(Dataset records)

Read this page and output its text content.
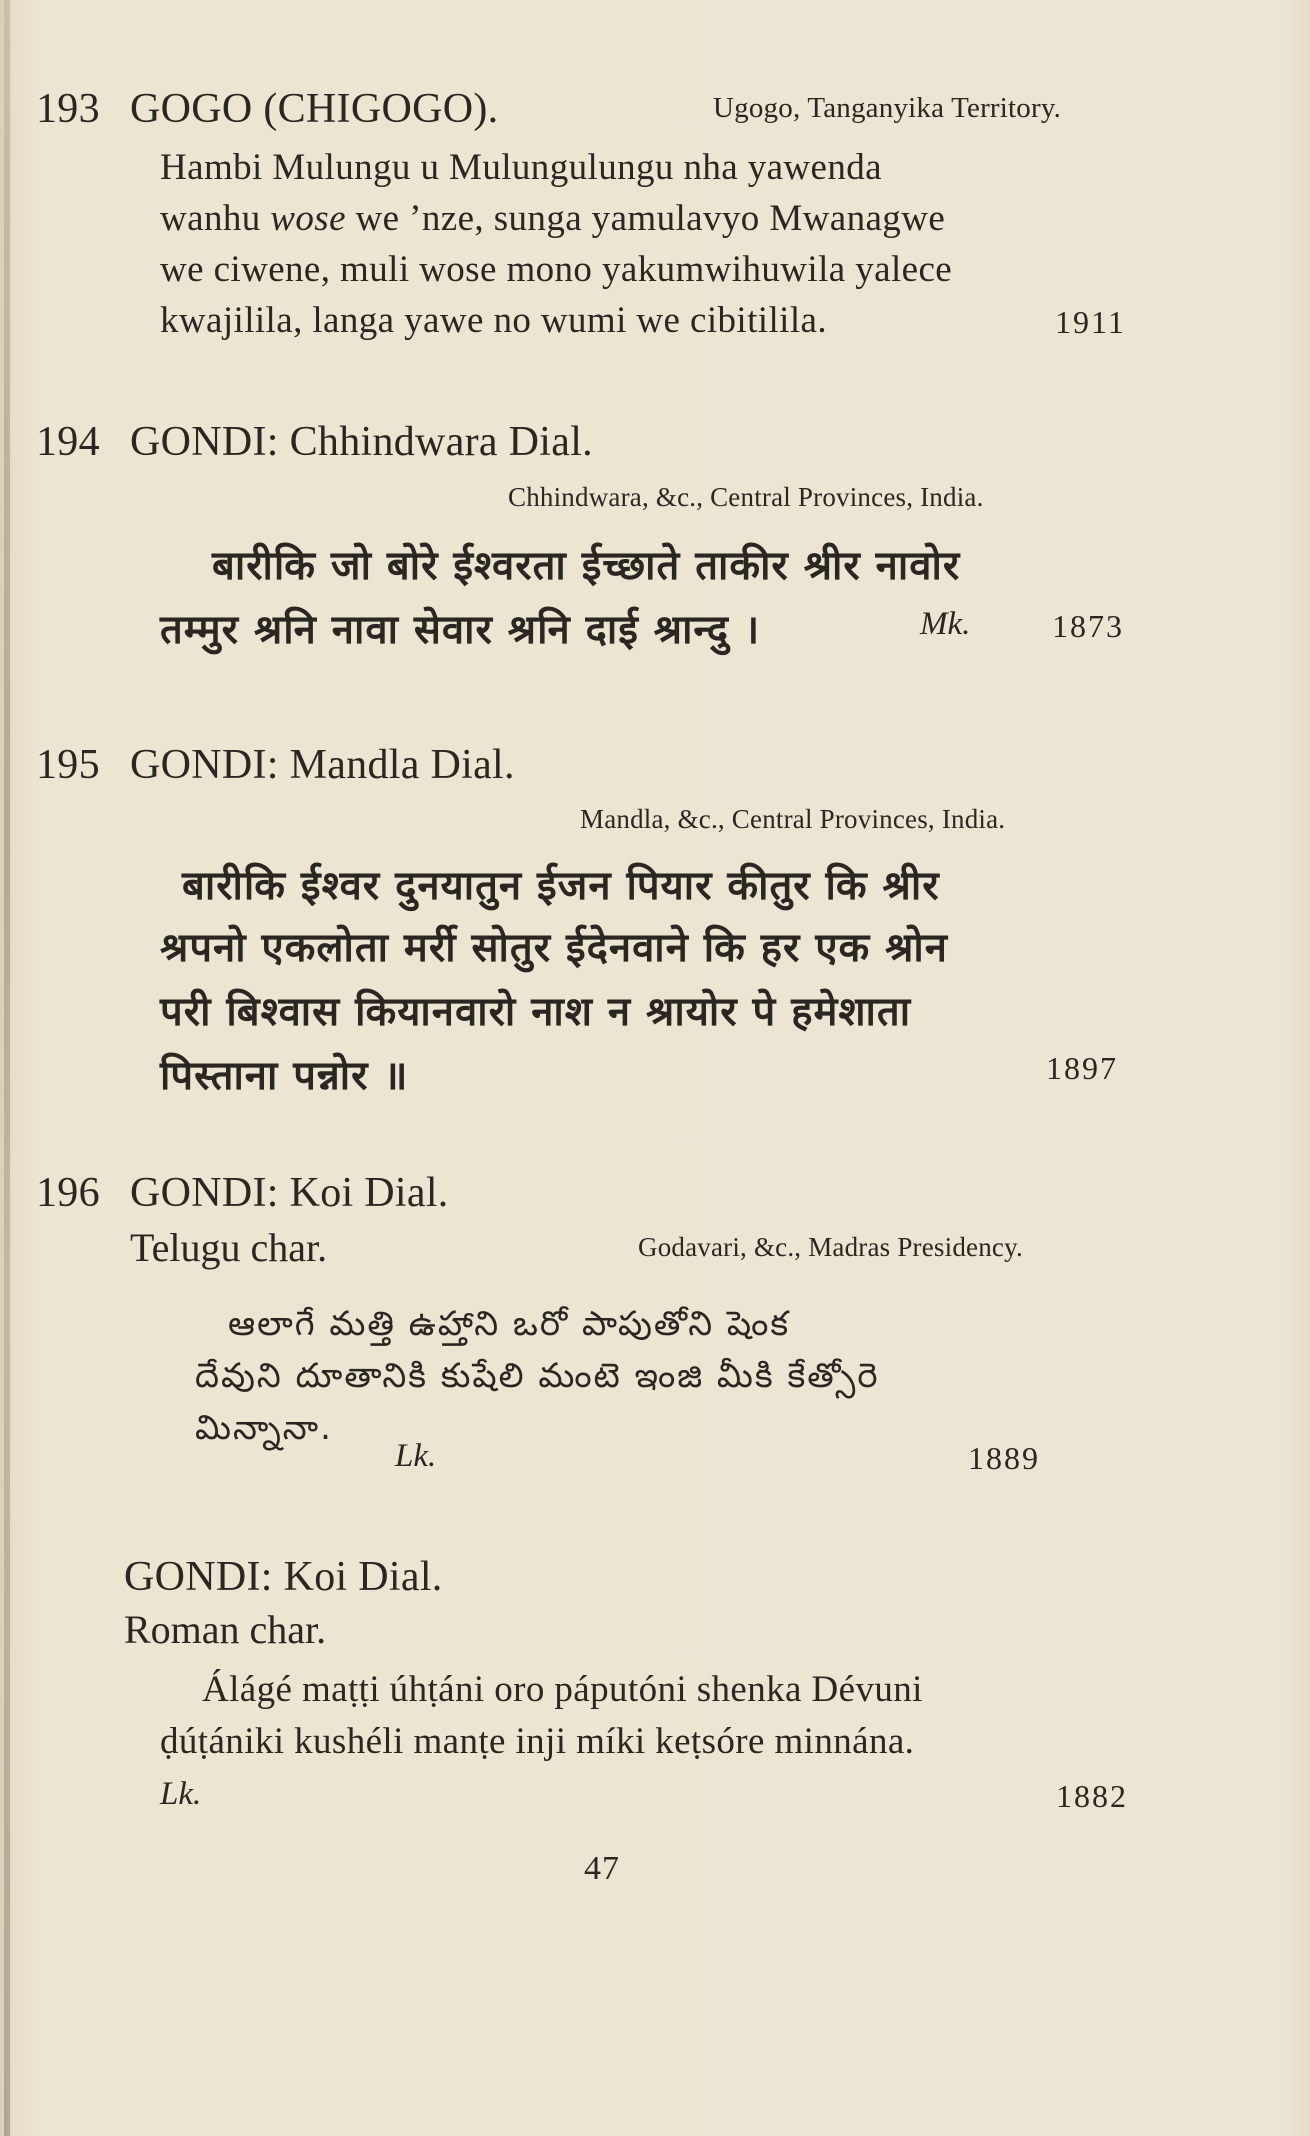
193 GOGO (CHIGOGO).	Ugogo, Tanganyika Territory.
Hambi Mulungu u Mulungulungu nha yawenda
wanhu wose we ’nze, sunga yamulavyo Mwanagwe
we ciwene, muli wose mono yakumwihuwila yalece
kwajilila, langa yawe no wumi we cibitilila.	1911
194 GONDI: Chhindwara Dial.
Chhindwara, &c., Central Provinces, India.
बारीकि जो बोरे ईश्वरता ईच्छाते ताकीर श्रीर नावोर
तम्मुर श्रनि नावा सेवार श्रनि दाई श्रान्दु ।	Mk.	1873
195 GONDI: Mandla Dial.
Mandla, &c., Central Provinces, India.
बारीकि ईश्वर दुनयातुन ईजन पियार कीतुर कि श्रीर
श्रपनो एकलोता मर्री सोतुर ईदेनवाने कि हर एक श्रोन
परी बिश्वास कियानवारो नाश न श्रायोर पे हमेशाता
पिस्ताना पन्नोर ॥	1897
196 GONDI: Koi Dial.
Telugu char.	Godavari, &c., Madras Presidency.
ఆలాగే మత్తి ఉహ్తాని ఒరో పాపుతోని షెంక
దేవుని దూతానికి కుషేలి మంటె ఇంజి మీకి కేత్సోరె
మిన్నానా.
Lk.	1889
GONDI: Koi Dial.
Roman char.
Álágé maṭṭi úhṭáni oro páputóni shenka Dévuni
ḍúṭániki kushéli manṭe inji míki keṭsóre minnána.
Lk.	1882
47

WHAT IS REQUIRED
Strip the images and reproduce the remaining records precisely.

EXERCISE OUTPUT
Read this page and output its text content.
193 GOGO (CHIGOGO).	Ugogo, Tanganyika Territory.
Hambi Mulungu u Mulungulungu nha yawenda
wanhu wose we ’nze, sunga yamulavyo Mwanagwe
we ciwene, muli wose mono yakumwihuwila yalece
kwajilila, langa yawe no wumi we cibitilila.	1911
194 GONDI: Chhindwara Dial.
Chhindwara, &c., Central Provinces, India.
बारीकि जो बोरे ईश्वरता ईच्छाते ताकीर श्रीर नावोर
तम्मुर श्रनि नावा सेवार श्रनि दाई श्रान्दु ।	Mk.	1873
195 GONDI: Mandla Dial.
Mandla, &c., Central Provinces, India.
बारीकि ईश्वर दुनयातुन ईजन पियार कीतुर कि श्रीर
श्रपनो एकलोता मर्री सोतुर ईदेनवाने कि हर एक श्रोन
परी बिश्वास कियानवारो नाश न श्रायोर पे हमेशाता
पिस्ताना पन्नोर ॥	1897
196 GONDI: Koi Dial.
Telugu char.	Godavari, &c., Madras Presidency.
ఆలాగే మత్తి ఉహ్తాని ఒరో పాపుతోని షెంక
దేవుని దూతానికి కుషేలి మంటె ఇంజి మీకి కేత్సోరె
మిన్నానా.
Lk.	1889
GONDI: Koi Dial.
Roman char.
Álágé maṭṭi úhṭáni oro páputóni shenka Dévuni
ḍúṭániki kushéli manṭe inji míki keṭsóre minnána.
Lk.	1882
47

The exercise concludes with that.